Dataset entries:
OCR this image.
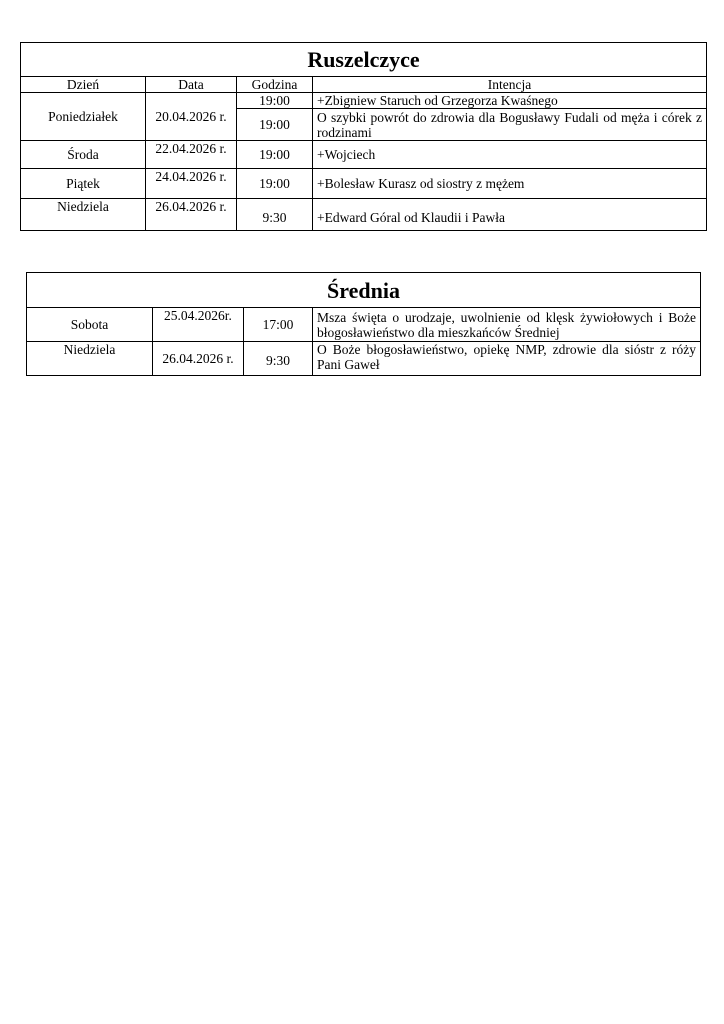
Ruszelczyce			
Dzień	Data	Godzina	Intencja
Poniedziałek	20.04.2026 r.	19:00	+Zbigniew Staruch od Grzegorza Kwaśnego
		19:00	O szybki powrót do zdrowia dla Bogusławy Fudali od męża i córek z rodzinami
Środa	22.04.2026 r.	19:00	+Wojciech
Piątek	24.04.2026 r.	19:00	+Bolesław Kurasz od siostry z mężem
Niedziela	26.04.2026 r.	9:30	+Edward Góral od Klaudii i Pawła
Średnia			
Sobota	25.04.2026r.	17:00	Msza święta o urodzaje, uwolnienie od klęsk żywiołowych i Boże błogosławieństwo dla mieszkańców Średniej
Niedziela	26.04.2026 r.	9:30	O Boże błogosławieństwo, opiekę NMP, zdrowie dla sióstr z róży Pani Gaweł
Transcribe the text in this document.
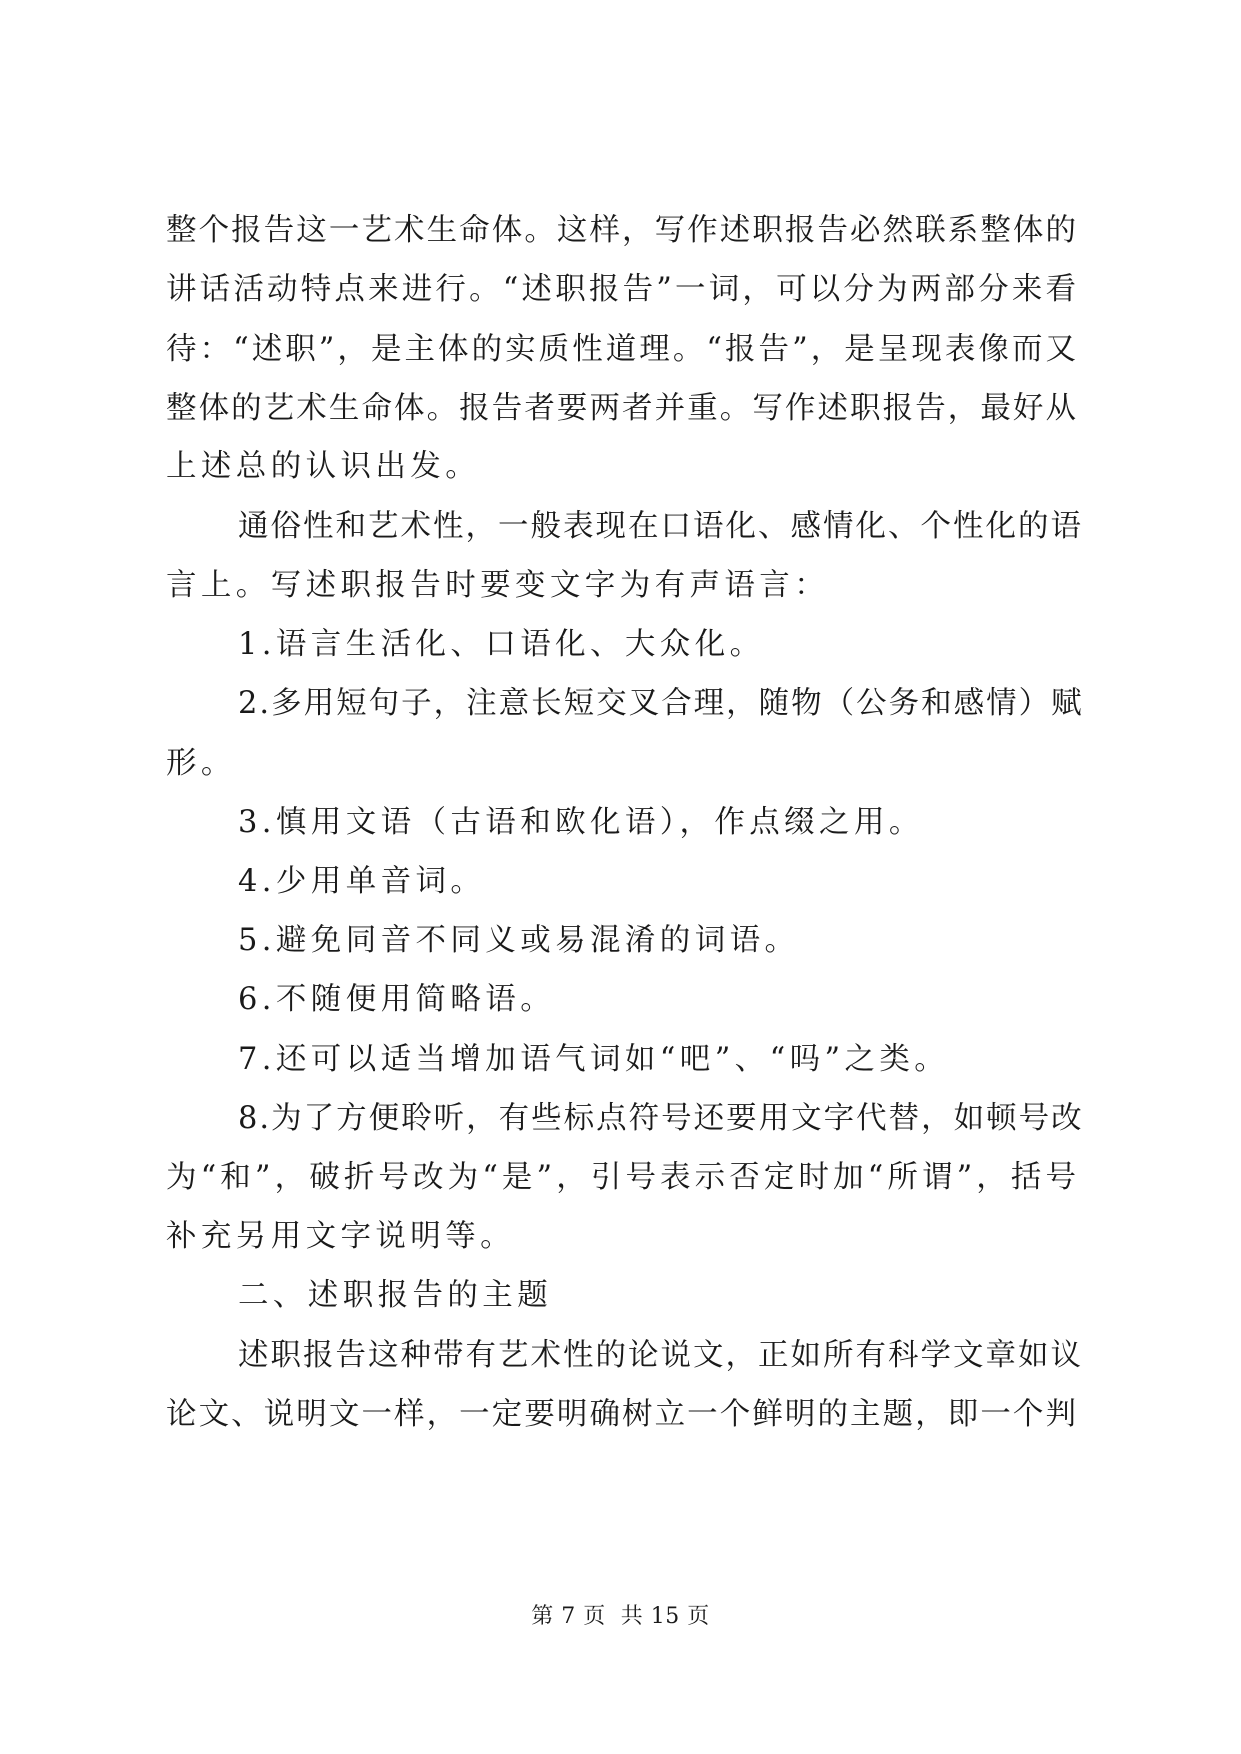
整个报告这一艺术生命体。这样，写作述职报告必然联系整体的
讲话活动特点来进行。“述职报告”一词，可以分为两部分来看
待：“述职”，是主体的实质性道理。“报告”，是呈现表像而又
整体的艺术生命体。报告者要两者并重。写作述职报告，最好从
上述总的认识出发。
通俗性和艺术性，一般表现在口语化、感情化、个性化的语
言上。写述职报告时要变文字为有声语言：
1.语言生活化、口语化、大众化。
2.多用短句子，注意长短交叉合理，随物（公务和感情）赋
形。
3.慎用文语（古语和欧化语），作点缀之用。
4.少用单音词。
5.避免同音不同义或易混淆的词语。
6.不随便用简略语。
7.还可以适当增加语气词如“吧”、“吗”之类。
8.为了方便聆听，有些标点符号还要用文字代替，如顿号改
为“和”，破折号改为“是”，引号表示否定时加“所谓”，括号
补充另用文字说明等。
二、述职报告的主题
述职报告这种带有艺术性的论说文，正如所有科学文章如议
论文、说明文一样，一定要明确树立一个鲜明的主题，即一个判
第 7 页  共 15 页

--

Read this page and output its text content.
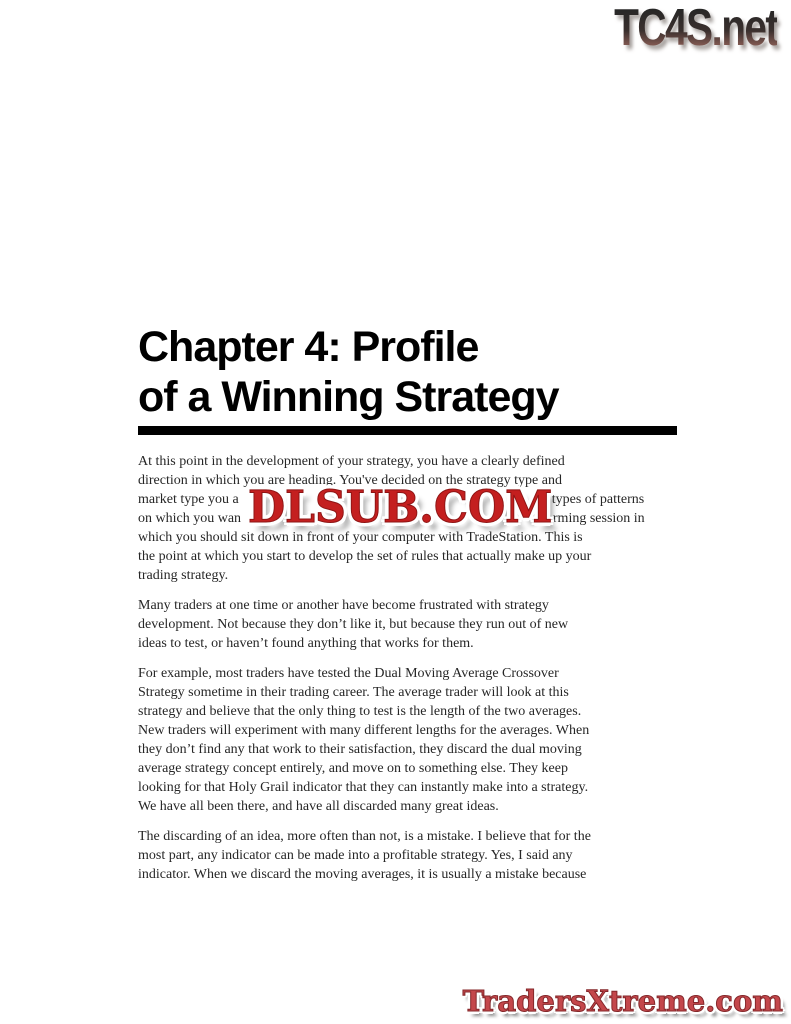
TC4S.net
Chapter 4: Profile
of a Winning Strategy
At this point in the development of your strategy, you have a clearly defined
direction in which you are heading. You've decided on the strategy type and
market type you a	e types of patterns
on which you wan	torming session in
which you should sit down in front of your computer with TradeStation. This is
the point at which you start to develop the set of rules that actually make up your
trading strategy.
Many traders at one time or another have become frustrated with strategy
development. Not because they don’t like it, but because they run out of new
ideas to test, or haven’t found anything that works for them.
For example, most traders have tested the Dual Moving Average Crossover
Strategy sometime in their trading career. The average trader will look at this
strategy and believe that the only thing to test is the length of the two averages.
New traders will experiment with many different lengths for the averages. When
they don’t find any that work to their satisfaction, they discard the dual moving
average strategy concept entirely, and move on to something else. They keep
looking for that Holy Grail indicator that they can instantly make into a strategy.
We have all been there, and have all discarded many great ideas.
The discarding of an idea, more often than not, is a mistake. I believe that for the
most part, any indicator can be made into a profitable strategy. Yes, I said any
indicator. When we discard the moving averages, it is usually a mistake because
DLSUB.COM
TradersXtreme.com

#### Task to complete
Pick out all lines containing the string "trading".

#### Finished task
trading strategy.
Strategy sometime in their trading career. The average trader will look at this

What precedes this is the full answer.